Task
Your task is to repeat the entries exactly. Leave the pictures out.
##### Records supplied #####
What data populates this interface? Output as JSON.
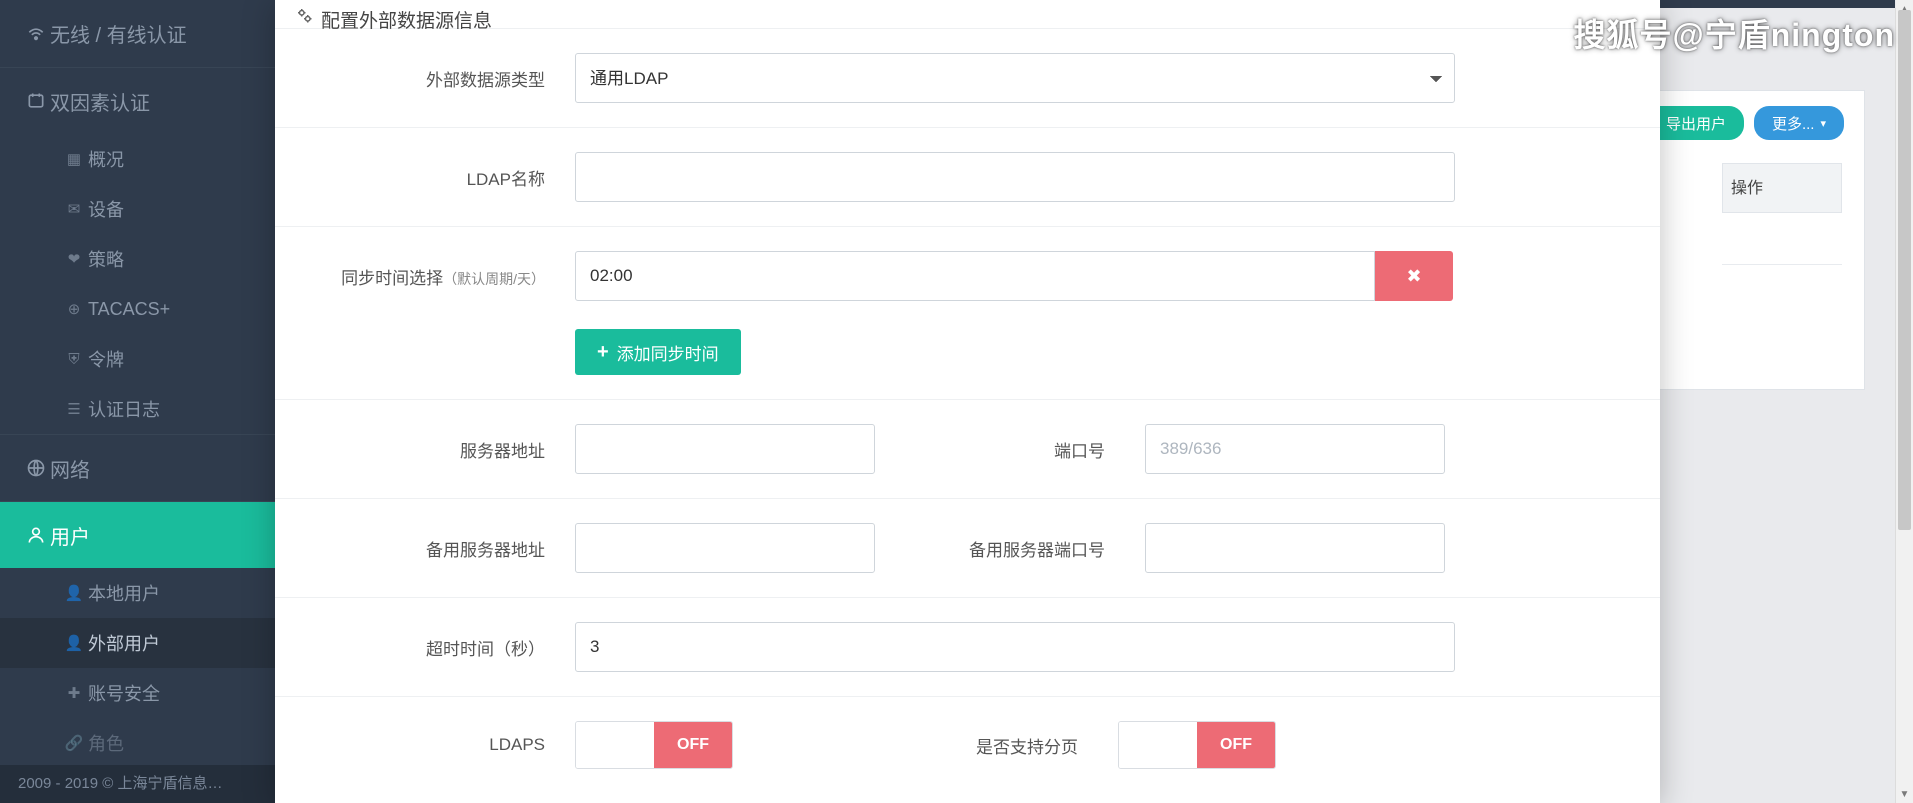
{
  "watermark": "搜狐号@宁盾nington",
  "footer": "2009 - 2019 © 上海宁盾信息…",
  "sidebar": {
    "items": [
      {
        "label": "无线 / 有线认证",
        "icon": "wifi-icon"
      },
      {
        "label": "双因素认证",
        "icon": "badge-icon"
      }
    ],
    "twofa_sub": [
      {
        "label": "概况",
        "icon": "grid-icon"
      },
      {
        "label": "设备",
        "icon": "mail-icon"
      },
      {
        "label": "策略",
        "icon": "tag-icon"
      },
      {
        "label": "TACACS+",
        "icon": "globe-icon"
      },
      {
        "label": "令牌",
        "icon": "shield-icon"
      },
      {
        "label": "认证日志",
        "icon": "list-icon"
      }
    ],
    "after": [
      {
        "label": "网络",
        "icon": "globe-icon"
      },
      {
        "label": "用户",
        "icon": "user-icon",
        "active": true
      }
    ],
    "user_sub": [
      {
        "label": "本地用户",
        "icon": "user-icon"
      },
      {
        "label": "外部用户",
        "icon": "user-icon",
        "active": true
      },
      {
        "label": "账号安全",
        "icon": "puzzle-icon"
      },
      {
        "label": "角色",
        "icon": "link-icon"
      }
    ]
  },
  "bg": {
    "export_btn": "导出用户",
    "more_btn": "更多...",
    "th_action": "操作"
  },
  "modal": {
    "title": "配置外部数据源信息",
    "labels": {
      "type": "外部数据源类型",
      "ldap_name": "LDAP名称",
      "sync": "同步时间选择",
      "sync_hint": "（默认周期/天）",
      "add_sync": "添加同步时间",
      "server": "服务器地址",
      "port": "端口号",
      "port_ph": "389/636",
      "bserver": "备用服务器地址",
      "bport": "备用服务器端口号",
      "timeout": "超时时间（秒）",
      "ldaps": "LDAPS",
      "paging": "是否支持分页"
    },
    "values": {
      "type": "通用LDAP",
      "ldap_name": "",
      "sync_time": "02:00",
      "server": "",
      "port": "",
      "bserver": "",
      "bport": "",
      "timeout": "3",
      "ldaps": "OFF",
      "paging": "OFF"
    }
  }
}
#####
Complete response
What data populates this interface? Output as JSON.
{
  "watermark": "搜狐号@宁盾nington",
  "footer": "2009 - 2019 © 上海宁盾信息…",
  "sidebar": {
    "items": [
      {
        "label": "无线 / 有线认证",
        "icon": "wifi-icon"
      },
      {
        "label": "双因素认证",
        "icon": "badge-icon"
      }
    ],
    "twofa_sub": [
      {
        "label": "概况",
        "icon": "grid-icon"
      },
      {
        "label": "设备",
        "icon": "mail-icon"
      },
      {
        "label": "策略",
        "icon": "tag-icon"
      },
      {
        "label": "TACACS+",
        "icon": "globe-icon"
      },
      {
        "label": "令牌",
        "icon": "shield-icon"
      },
      {
        "label": "认证日志",
        "icon": "list-icon"
      }
    ],
    "after": [
      {
        "label": "网络",
        "icon": "globe-icon"
      },
      {
        "label": "用户",
        "icon": "user-icon",
        "active": true
      }
    ],
    "user_sub": [
      {
        "label": "本地用户",
        "icon": "user-icon"
      },
      {
        "label": "外部用户",
        "icon": "user-icon",
        "active": true
      },
      {
        "label": "账号安全",
        "icon": "puzzle-icon"
      },
      {
        "label": "角色",
        "icon": "link-icon"
      }
    ]
  },
  "bg": {
    "export_btn": "导出用户",
    "more_btn": "更多...",
    "th_action": "操作"
  },
  "modal": {
    "title": "配置外部数据源信息",
    "labels": {
      "type": "外部数据源类型",
      "ldap_name": "LDAP名称",
      "sync": "同步时间选择",
      "sync_hint": "（默认周期/天）",
      "add_sync": "添加同步时间",
      "server": "服务器地址",
      "port": "端口号",
      "port_ph": "389/636",
      "bserver": "备用服务器地址",
      "bport": "备用服务器端口号",
      "timeout": "超时时间（秒）",
      "ldaps": "LDAPS",
      "paging": "是否支持分页"
    },
    "values": {
      "type": "通用LDAP",
      "ldap_name": "",
      "sync_time": "02:00",
      "server": "",
      "port": "",
      "bserver": "",
      "bport": "",
      "timeout": "3",
      "ldaps": "OFF",
      "paging": "OFF"
    }
  }
}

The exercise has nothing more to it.